• [Problem]: Copy out the lines that have "زیان" in them.

• [Entries supplied]:
*****
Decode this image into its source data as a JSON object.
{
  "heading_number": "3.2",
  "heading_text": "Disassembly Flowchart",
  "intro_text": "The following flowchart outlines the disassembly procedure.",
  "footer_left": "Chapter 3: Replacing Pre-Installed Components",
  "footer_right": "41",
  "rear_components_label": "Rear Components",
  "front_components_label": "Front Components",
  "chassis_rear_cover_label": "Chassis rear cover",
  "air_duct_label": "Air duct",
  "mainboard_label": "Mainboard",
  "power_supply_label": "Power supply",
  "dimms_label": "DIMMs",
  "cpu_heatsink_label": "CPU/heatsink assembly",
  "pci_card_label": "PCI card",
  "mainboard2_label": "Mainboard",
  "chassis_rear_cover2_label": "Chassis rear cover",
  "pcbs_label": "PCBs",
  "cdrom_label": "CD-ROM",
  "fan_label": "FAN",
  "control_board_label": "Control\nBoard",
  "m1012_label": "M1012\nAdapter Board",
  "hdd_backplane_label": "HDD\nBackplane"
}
*****
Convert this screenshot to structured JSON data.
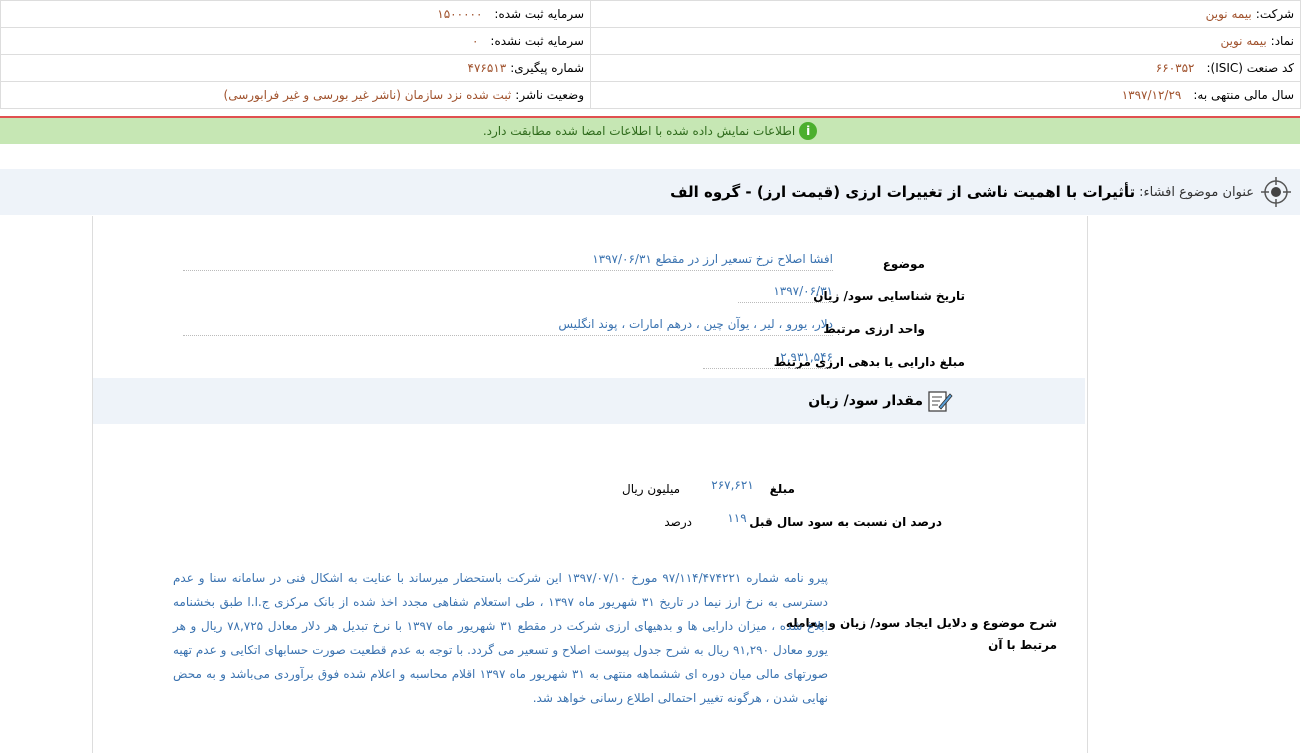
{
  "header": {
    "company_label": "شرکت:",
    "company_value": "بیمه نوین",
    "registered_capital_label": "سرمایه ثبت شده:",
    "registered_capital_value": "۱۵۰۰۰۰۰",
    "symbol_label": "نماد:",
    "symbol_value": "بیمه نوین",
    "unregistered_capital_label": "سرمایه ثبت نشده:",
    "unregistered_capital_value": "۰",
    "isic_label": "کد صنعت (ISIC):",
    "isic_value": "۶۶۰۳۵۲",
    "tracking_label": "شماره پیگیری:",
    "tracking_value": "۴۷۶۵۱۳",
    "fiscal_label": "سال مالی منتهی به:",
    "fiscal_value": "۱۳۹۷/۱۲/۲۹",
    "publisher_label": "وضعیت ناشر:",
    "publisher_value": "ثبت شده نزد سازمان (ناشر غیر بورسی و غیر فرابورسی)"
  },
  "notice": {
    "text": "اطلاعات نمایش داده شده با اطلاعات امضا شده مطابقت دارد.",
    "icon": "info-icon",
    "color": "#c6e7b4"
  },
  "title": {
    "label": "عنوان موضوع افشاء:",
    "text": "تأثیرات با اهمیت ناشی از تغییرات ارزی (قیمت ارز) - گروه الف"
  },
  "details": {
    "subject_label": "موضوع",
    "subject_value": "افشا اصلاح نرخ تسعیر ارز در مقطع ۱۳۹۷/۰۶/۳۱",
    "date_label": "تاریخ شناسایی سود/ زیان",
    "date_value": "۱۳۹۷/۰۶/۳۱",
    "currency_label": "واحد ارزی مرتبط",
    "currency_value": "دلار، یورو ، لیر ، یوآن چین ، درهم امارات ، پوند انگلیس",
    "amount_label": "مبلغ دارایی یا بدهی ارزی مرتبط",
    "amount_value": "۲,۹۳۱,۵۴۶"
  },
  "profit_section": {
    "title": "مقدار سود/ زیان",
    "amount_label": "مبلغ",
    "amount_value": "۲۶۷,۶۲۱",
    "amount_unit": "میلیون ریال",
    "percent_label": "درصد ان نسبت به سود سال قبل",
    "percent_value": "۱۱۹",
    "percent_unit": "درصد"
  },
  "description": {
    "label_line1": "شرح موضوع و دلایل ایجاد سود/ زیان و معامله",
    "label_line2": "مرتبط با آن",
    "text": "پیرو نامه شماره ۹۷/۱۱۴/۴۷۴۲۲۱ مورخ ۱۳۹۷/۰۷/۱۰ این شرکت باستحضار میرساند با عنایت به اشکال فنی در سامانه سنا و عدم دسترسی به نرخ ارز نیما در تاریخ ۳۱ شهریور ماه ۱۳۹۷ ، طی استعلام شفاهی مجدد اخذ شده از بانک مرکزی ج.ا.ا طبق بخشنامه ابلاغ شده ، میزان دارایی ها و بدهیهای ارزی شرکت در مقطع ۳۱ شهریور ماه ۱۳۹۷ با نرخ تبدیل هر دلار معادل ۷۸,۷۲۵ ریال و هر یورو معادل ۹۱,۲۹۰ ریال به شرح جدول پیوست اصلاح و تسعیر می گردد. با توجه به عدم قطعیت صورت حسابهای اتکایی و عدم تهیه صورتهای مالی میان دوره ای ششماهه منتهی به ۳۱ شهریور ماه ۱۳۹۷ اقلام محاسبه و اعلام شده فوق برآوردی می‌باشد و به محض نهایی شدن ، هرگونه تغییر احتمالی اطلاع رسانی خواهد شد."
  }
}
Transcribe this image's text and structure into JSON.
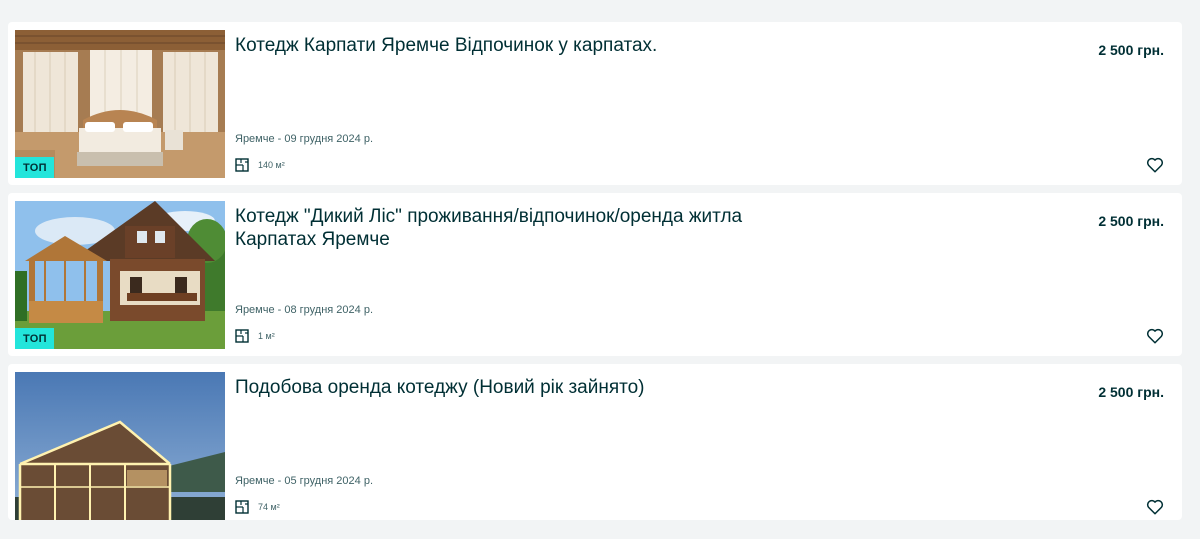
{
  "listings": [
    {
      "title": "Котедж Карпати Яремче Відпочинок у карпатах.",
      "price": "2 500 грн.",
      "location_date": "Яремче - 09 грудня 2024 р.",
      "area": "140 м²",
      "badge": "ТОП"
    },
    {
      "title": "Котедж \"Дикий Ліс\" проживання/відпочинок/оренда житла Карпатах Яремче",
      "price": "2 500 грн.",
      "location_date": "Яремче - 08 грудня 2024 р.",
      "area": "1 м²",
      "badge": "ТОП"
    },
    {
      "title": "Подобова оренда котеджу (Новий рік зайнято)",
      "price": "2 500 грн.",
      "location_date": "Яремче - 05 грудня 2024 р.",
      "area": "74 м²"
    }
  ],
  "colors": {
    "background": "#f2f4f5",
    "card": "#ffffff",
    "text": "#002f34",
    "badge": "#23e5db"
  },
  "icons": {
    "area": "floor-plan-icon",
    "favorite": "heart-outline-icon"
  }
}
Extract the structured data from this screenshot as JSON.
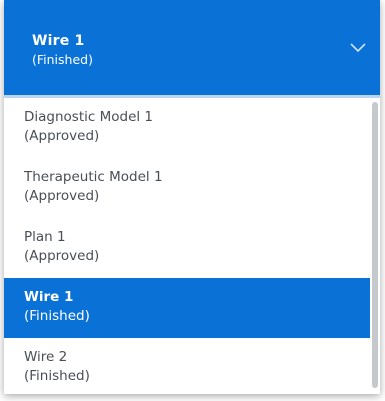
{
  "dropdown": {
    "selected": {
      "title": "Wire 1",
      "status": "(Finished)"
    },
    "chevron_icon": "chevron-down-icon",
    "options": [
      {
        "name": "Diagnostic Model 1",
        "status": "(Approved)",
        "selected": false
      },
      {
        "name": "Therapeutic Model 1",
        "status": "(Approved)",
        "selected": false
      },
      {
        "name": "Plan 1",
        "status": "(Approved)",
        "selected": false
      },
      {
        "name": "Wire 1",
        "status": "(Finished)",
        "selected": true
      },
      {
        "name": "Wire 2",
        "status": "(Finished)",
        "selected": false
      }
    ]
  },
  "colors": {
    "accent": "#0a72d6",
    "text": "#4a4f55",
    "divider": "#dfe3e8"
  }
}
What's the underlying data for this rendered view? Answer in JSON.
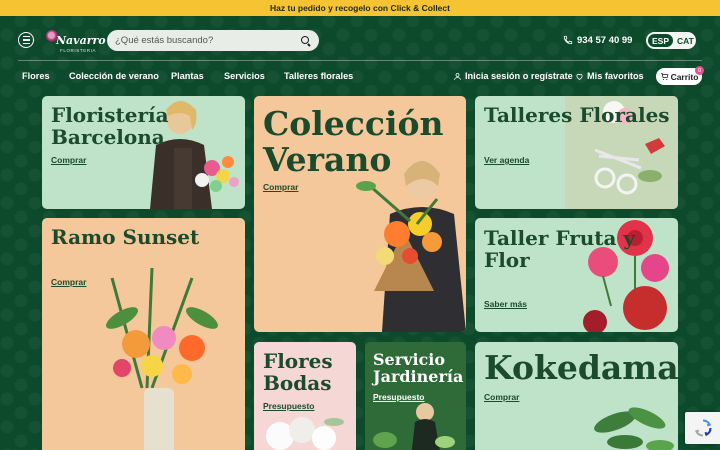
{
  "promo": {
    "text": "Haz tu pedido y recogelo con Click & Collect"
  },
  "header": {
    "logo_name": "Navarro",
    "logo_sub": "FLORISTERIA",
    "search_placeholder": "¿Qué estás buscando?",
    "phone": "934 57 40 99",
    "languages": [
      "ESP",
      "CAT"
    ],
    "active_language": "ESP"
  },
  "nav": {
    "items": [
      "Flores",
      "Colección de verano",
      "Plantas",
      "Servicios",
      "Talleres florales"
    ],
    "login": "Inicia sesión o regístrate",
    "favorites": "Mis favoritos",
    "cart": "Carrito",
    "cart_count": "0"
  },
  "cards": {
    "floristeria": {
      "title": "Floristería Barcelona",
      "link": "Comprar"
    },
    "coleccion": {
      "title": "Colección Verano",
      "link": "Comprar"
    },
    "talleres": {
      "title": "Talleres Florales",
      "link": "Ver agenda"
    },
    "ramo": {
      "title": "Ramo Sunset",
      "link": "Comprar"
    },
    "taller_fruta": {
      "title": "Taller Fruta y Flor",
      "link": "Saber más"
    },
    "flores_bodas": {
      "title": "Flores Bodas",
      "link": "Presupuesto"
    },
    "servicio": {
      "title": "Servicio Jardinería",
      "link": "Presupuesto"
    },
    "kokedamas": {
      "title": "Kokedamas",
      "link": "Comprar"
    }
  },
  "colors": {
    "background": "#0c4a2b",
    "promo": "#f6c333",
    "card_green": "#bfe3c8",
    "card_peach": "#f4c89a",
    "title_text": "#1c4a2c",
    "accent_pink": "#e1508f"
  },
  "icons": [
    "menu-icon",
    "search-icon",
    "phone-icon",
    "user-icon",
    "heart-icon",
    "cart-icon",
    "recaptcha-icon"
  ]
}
*****
• [Output below]:
    "date_label": "تاریخ شناسایی سود/ زیان",
    "title": "مقدار سود/ زیان",
    "label_line1": "شرح موضوع و دلایل ایجاد سود/ زیان و معامله",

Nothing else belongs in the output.